◆ What needs to be done
Search the material for the word "Total" and report each line where it turns up.

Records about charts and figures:
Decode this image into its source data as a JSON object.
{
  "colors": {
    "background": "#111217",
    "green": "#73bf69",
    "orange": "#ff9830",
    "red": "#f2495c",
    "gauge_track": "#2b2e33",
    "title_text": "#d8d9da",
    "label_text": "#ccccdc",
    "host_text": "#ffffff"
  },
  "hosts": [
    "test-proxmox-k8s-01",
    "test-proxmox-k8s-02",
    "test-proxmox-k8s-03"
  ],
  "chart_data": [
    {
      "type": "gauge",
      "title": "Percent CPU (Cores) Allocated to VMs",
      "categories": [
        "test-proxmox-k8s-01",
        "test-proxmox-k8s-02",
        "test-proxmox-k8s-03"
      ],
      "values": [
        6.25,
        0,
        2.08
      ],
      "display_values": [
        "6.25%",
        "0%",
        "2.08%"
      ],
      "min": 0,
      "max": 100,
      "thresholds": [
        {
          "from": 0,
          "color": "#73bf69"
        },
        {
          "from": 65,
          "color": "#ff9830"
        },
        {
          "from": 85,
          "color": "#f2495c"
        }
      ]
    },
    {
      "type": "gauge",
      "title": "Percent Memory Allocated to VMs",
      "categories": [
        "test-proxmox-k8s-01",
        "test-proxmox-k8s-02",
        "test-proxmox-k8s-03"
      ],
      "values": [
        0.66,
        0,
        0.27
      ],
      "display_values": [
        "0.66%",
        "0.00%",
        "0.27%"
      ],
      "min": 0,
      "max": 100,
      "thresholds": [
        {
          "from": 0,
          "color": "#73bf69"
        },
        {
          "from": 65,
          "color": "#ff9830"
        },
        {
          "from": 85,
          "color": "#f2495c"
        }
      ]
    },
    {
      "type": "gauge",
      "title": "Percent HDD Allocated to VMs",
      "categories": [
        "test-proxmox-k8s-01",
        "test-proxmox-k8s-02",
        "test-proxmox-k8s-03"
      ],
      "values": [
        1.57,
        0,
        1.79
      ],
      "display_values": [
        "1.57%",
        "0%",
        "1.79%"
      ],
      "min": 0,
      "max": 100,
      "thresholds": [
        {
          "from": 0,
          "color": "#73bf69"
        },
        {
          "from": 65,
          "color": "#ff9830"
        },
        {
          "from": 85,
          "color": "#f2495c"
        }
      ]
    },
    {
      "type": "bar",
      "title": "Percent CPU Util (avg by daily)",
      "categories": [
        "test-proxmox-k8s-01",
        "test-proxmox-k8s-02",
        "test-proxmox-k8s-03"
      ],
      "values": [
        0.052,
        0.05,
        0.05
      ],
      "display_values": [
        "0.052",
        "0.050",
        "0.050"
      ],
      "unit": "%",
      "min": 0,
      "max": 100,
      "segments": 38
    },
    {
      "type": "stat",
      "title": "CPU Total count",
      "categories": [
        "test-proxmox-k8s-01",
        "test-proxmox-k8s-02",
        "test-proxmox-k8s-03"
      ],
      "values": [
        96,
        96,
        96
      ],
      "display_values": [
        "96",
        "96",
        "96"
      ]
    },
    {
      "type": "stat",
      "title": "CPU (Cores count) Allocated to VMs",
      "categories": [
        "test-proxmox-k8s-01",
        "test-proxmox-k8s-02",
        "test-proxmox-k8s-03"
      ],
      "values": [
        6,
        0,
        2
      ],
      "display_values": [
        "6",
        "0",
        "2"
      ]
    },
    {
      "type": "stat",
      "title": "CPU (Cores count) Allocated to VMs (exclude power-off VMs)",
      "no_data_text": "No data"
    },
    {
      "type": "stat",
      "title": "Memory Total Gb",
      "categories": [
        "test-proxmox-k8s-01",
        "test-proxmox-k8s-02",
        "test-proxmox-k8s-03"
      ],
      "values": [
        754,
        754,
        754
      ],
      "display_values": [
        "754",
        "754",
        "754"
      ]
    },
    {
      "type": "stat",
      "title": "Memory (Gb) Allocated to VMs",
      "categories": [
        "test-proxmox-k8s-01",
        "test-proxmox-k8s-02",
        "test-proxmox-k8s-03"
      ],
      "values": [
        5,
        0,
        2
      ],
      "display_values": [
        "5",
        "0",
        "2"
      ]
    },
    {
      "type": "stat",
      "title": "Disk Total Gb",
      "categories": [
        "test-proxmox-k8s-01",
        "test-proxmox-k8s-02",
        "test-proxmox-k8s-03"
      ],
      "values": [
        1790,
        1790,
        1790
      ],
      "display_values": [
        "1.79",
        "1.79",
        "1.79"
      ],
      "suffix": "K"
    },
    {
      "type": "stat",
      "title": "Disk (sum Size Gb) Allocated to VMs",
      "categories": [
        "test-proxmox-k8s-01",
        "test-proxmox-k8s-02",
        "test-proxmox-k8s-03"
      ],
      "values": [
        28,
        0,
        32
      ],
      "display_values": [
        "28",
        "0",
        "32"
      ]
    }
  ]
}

◆ The solution
      "title": "CPU Total count",
      "title": "Memory Total Gb",
      "title": "Disk Total Gb",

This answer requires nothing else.